REQUESTS>
a) In the forum thread about iOS 8 support on older iPads, why does the last post say Apple might drop a device?
b) Quote the iOS 8 forum thread from "I would say" to "lack of power.".
c) Continue the forum thread about iOS 8 support on older iPads from where it ends.

━━ DOCUMENT PASSAGE ━━

For the people that answer YES they would have to be a developer and have access to the OS which I don't think is even available to Developers. For anyone else saying YES it's purely speculation however it's a good chance that it will. Keep in mind since the iPad 4 is currently 1 generation behind and the iPad Air is late in it's product cycle, while there a good chance that the iPad 4 will be able to install and run iOS 8, there's also a chance that Apple could make only certain features of iOS available on the Air and future iPads.
 
Will iPad 3 support iOS 8? It's getting harder right?! :D

I think it will, but it won't support it well (like the iPhone 4 with iOS 7.0). I won't update and will use iOS 7.x unless I get the next gen iPad Air. Still on the fence.
 
I think it will, but it won't support it well (like the iPhone 4 with iOS 7.0). I won't update and will use iOS 7.x unless I get the next gen iPad Air. Still on the fence.

Missing features, but performance should be good.

1gb ram like Air.
Its dual core cpu miles ahead of single core iPhone 4. Not going to be performance starved as fast. Non of the SMP chips are, 4S included.
 
I would say no. Apple having stopped selling the iPad 2 pretty much assures that neither will go to 8.

I'm not one to speculate much. But I'd take a gander that anything with an A5 will get iOS 8. At least that would be reasonable. Knowing Apple, they may drop due to age, and not necessarily lack of power.

━━━
━━ DATA LISTING ━━

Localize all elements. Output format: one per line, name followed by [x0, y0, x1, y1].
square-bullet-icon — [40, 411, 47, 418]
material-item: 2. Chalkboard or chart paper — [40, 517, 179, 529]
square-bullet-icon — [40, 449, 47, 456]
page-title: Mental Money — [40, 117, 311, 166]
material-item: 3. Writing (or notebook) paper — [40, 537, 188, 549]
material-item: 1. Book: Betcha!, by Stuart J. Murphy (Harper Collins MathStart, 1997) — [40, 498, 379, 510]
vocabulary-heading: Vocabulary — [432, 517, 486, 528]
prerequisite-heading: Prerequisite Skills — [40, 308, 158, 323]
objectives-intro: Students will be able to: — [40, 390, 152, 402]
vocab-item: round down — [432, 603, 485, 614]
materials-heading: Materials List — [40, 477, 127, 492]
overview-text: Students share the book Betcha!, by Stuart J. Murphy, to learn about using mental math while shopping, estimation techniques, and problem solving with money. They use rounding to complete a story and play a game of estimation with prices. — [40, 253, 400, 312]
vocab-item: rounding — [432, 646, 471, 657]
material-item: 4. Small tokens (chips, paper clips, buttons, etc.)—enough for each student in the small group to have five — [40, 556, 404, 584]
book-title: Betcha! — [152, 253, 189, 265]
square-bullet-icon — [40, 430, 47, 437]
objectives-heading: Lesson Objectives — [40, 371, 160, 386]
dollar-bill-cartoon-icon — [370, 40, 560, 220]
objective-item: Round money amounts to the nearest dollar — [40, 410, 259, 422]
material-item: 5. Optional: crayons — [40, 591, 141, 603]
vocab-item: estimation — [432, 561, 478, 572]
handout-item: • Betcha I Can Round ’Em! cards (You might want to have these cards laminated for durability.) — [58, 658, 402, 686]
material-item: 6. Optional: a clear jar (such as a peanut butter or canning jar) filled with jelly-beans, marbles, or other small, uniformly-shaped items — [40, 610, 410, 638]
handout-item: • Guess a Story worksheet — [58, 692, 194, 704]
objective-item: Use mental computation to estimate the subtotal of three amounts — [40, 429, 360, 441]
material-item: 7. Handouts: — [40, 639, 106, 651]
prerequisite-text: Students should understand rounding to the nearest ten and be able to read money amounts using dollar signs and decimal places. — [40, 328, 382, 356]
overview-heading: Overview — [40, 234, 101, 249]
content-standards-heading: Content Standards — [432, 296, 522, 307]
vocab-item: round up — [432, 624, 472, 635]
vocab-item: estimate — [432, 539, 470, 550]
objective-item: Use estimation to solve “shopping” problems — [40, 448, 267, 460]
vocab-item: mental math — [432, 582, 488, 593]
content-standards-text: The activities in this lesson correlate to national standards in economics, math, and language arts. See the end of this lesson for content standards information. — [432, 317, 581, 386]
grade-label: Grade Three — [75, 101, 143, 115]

━━━

RESULTS BY TASK>
a) Because of its age, not necessarily a lack of power.

b)
I would say no. Apple having stopped selling the iPad 2 pretty much assures that neither will go to 8.

I'm not one to speculate much. But I'd take a gander that anything with an A5 will get iOS 8. At least that would be reasonable. Knowing Apple, they may drop due to age, and not necessarily lack of power.

c)
I say this because the iPad mini is basically a smaller iPad 2, and it was released in 2012 with iOS 6. Also the iPod touch 5G and iPhone 4s are both still shipping, so I would expect them to get it as well. Unless they take them off the market right before the reveal like the iPod touch 4th gen when it got replaced by the 16GB 5th gen.

Previous iOS releases dropping devices were all for a reason. iPod touch 4G, iPad 1, and 3Gs all only have 256MB RAM, not enough to run iOS 7 with any reasonable performance. The iPhone 4 just squeaked by because it has double the RAM, though the CPU and GPU are the same, thus the slower, but usable, performance.

iOS 7 runs pretty terribly on iPad 3... I would imaging iOS 8 runs on iPad 3....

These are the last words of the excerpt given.